# Given task
Restate, word for word, all of the material shown below.

# Listed records
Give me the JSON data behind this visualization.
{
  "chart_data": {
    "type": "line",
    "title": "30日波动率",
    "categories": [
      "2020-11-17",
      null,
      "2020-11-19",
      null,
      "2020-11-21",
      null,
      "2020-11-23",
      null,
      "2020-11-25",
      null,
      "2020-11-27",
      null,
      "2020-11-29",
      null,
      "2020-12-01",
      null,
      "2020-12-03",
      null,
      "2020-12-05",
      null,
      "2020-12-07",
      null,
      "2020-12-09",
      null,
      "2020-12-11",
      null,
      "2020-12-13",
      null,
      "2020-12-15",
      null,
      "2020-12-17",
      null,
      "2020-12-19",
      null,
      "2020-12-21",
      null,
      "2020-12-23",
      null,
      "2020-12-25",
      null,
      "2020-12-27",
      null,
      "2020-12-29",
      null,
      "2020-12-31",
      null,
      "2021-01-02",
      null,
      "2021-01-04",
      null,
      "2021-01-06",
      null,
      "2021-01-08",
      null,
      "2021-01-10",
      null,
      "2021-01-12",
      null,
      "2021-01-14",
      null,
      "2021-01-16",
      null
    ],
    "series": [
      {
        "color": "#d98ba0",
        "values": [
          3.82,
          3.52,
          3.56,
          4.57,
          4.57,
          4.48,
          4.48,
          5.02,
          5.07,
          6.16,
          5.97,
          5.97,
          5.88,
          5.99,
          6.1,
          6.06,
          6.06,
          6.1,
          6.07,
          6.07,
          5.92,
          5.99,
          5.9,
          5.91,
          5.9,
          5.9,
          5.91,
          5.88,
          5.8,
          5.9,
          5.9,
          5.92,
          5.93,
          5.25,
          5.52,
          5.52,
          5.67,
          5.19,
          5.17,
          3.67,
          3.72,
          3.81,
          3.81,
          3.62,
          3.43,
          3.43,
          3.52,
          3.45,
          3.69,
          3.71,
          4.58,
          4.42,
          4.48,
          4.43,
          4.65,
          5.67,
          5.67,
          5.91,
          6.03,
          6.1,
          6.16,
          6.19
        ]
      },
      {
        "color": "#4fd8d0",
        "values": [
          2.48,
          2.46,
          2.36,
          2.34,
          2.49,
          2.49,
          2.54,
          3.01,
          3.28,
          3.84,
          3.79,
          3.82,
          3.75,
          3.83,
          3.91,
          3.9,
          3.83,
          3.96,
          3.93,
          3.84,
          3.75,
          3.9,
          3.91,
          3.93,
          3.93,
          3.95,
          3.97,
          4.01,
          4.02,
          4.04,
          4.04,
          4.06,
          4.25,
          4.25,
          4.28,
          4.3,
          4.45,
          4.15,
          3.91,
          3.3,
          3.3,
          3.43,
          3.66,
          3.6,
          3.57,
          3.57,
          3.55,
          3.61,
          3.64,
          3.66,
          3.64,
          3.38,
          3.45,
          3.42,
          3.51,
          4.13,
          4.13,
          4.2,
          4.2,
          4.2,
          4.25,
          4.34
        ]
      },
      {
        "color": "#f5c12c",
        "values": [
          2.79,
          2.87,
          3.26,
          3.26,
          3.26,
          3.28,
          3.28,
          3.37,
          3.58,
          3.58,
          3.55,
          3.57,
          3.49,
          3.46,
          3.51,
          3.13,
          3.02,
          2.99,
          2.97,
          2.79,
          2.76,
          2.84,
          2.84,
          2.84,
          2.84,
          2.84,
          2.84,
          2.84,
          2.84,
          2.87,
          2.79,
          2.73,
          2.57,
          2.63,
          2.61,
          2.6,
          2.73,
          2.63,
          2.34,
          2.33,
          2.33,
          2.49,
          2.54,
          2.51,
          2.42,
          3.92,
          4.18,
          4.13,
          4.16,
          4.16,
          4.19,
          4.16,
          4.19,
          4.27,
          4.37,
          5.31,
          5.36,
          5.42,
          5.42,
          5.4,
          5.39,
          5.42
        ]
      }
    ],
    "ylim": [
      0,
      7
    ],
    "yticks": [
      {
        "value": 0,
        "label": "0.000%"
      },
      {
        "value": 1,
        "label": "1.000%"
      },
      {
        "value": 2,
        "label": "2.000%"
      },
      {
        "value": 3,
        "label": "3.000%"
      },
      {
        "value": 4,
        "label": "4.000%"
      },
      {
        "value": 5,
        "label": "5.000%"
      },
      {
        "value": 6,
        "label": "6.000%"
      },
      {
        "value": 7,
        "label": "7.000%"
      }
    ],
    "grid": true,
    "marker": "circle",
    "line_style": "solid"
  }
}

# Answer to the problem
Give me the JSON data behind this visualization.
{
  "chart_data": {
    "type": "line",
    "title": "30日波动率",
    "categories": [
      "2020-11-17",
      null,
      "2020-11-19",
      null,
      "2020-11-21",
      null,
      "2020-11-23",
      null,
      "2020-11-25",
      null,
      "2020-11-27",
      null,
      "2020-11-29",
      null,
      "2020-12-01",
      null,
      "2020-12-03",
      null,
      "2020-12-05",
      null,
      "2020-12-07",
      null,
      "2020-12-09",
      null,
      "2020-12-11",
      null,
      "2020-12-13",
      null,
      "2020-12-15",
      null,
      "2020-12-17",
      null,
      "2020-12-19",
      null,
      "2020-12-21",
      null,
      "2020-12-23",
      null,
      "2020-12-25",
      null,
      "2020-12-27",
      null,
      "2020-12-29",
      null,
      "2020-12-31",
      null,
      "2021-01-02",
      null,
      "2021-01-04",
      null,
      "2021-01-06",
      null,
      "2021-01-08",
      null,
      "2021-01-10",
      null,
      "2021-01-12",
      null,
      "2021-01-14",
      null,
      "2021-01-16",
      null
    ],
    "series": [
      {
        "color": "#d98ba0",
        "values": [
          3.82,
          3.52,
          3.56,
          4.57,
          4.57,
          4.48,
          4.48,
          5.02,
          5.07,
          6.16,
          5.97,
          5.97,
          5.88,
          5.99,
          6.1,
          6.06,
          6.06,
          6.1,
          6.07,
          6.07,
          5.92,
          5.99,
          5.9,
          5.91,
          5.9,
          5.9,
          5.91,
          5.88,
          5.8,
          5.9,
          5.9,
          5.92,
          5.93,
          5.25,
          5.52,
          5.52,
          5.67,
          5.19,
          5.17,
          3.67,
          3.72,
          3.81,
          3.81,
          3.62,
          3.43,
          3.43,
          3.52,
          3.45,
          3.69,
          3.71,
          4.58,
          4.42,
          4.48,
          4.43,
          4.65,
          5.67,
          5.67,
          5.91,
          6.03,
          6.1,
          6.16,
          6.19
        ]
      },
      {
        "color": "#4fd8d0",
        "values": [
          2.48,
          2.46,
          2.36,
          2.34,
          2.49,
          2.49,
          2.54,
          3.01,
          3.28,
          3.84,
          3.79,
          3.82,
          3.75,
          3.83,
          3.91,
          3.9,
          3.83,
          3.96,
          3.93,
          3.84,
          3.75,
          3.9,
          3.91,
          3.93,
          3.93,
          3.95,
          3.97,
          4.01,
          4.02,
          4.04,
          4.04,
          4.06,
          4.25,
          4.25,
          4.28,
          4.3,
          4.45,
          4.15,
          3.91,
          3.3,
          3.3,
          3.43,
          3.66,
          3.6,
          3.57,
          3.57,
          3.55,
          3.61,
          3.64,
          3.66,
          3.64,
          3.38,
          3.45,
          3.42,
          3.51,
          4.13,
          4.13,
          4.2,
          4.2,
          4.2,
          4.25,
          4.34
        ]
      },
      {
        "color": "#f5c12c",
        "values": [
          2.79,
          2.87,
          3.26,
          3.26,
          3.26,
          3.28,
          3.28,
          3.37,
          3.58,
          3.58,
          3.55,
          3.57,
          3.49,
          3.46,
          3.51,
          3.13,
          3.02,
          2.99,
          2.97,
          2.79,
          2.76,
          2.84,
          2.84,
          2.84,
          2.84,
          2.84,
          2.84,
          2.84,
          2.84,
          2.87,
          2.79,
          2.73,
          2.57,
          2.63,
          2.61,
          2.6,
          2.73,
          2.63,
          2.34,
          2.33,
          2.33,
          2.49,
          2.54,
          2.51,
          2.42,
          3.92,
          4.18,
          4.13,
          4.16,
          4.16,
          4.19,
          4.16,
          4.19,
          4.27,
          4.37,
          5.31,
          5.36,
          5.42,
          5.42,
          5.4,
          5.39,
          5.42
        ]
      }
    ],
    "ylim": [
      0,
      7
    ],
    "yticks": [
      {
        "value": 0,
        "label": "0.000%"
      },
      {
        "value": 1,
        "label": "1.000%"
      },
      {
        "value": 2,
        "label": "2.000%"
      },
      {
        "value": 3,
        "label": "3.000%"
      },
      {
        "value": 4,
        "label": "4.000%"
      },
      {
        "value": 5,
        "label": "5.000%"
      },
      {
        "value": 6,
        "label": "6.000%"
      },
      {
        "value": 7,
        "label": "7.000%"
      }
    ],
    "grid": true,
    "marker": "circle",
    "line_style": "solid"
  }
}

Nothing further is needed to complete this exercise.